WHAT YOU ARE ASKED TO DO | Find every line with the word "JSON" and give their count, nothing else.

INFORMATION GIVEN |

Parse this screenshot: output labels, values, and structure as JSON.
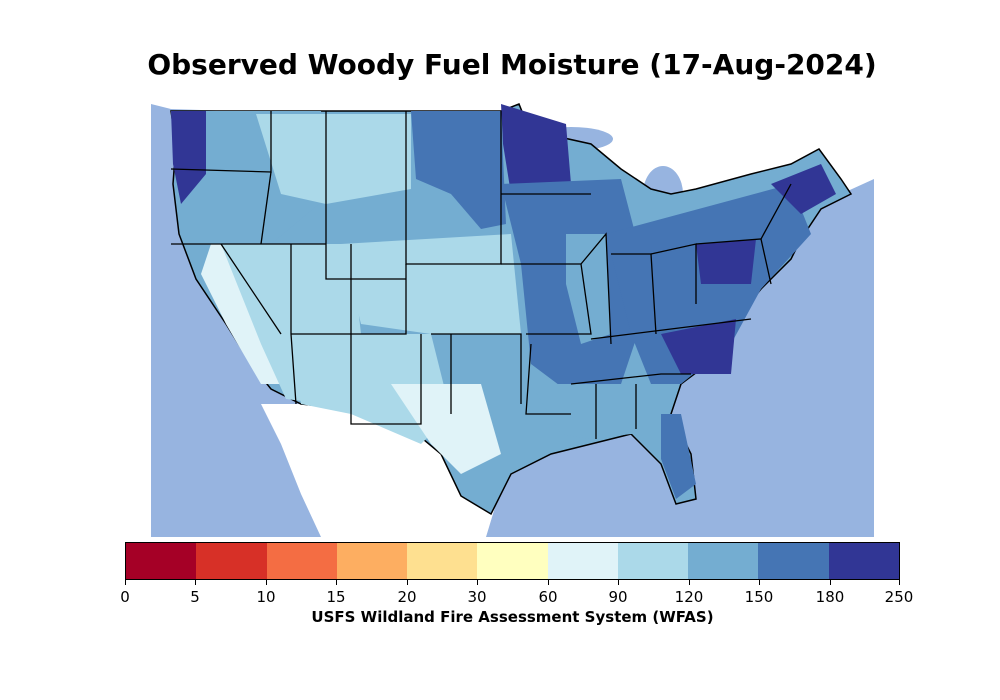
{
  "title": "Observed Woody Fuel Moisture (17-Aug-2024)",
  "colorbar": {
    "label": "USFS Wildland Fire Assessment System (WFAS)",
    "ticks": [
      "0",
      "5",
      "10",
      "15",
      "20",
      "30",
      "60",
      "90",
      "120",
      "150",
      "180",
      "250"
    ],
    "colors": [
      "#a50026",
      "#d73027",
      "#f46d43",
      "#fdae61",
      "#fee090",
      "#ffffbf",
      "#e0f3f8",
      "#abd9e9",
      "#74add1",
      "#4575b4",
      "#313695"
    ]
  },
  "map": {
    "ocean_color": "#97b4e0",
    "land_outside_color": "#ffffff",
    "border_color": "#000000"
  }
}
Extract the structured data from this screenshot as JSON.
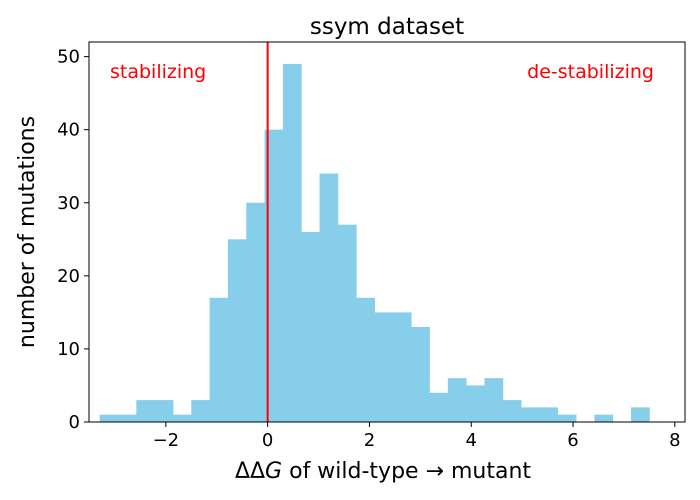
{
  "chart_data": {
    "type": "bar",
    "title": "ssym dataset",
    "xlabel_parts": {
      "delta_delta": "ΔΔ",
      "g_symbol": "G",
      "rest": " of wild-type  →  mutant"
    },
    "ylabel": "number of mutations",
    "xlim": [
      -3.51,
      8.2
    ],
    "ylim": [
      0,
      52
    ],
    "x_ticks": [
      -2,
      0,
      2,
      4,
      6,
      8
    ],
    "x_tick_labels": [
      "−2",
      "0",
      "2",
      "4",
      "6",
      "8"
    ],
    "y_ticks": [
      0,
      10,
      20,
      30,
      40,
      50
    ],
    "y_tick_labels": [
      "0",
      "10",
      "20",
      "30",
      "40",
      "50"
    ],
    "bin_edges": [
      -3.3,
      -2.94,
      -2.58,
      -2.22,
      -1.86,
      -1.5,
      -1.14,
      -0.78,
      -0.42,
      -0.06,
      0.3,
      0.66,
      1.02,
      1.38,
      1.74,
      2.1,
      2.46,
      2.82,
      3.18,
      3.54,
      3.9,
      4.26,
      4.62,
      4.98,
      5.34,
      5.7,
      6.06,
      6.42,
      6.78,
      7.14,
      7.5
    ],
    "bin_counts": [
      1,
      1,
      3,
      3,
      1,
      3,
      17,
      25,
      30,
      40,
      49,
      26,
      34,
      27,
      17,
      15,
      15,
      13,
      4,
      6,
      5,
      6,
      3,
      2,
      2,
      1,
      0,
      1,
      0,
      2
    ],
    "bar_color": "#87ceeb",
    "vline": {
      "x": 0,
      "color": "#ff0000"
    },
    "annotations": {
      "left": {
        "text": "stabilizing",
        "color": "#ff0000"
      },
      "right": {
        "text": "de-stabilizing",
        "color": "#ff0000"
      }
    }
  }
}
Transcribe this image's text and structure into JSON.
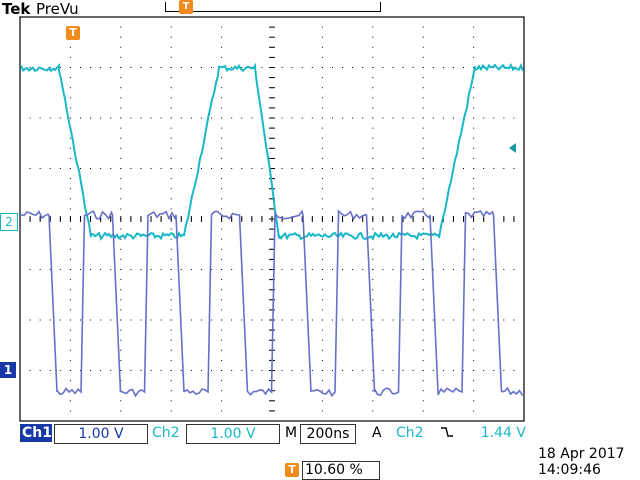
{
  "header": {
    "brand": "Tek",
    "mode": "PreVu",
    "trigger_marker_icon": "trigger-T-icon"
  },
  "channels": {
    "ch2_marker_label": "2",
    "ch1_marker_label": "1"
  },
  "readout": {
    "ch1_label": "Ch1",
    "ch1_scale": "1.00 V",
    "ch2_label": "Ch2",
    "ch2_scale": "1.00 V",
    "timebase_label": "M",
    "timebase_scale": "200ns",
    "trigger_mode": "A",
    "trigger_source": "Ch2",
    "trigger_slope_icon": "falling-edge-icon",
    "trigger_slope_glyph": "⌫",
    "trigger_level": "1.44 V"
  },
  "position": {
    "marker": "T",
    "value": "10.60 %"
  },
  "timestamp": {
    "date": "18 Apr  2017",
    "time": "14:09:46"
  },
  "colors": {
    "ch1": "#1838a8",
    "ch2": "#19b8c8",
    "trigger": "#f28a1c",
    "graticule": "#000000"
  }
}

EXPECTED OUTPUT | 3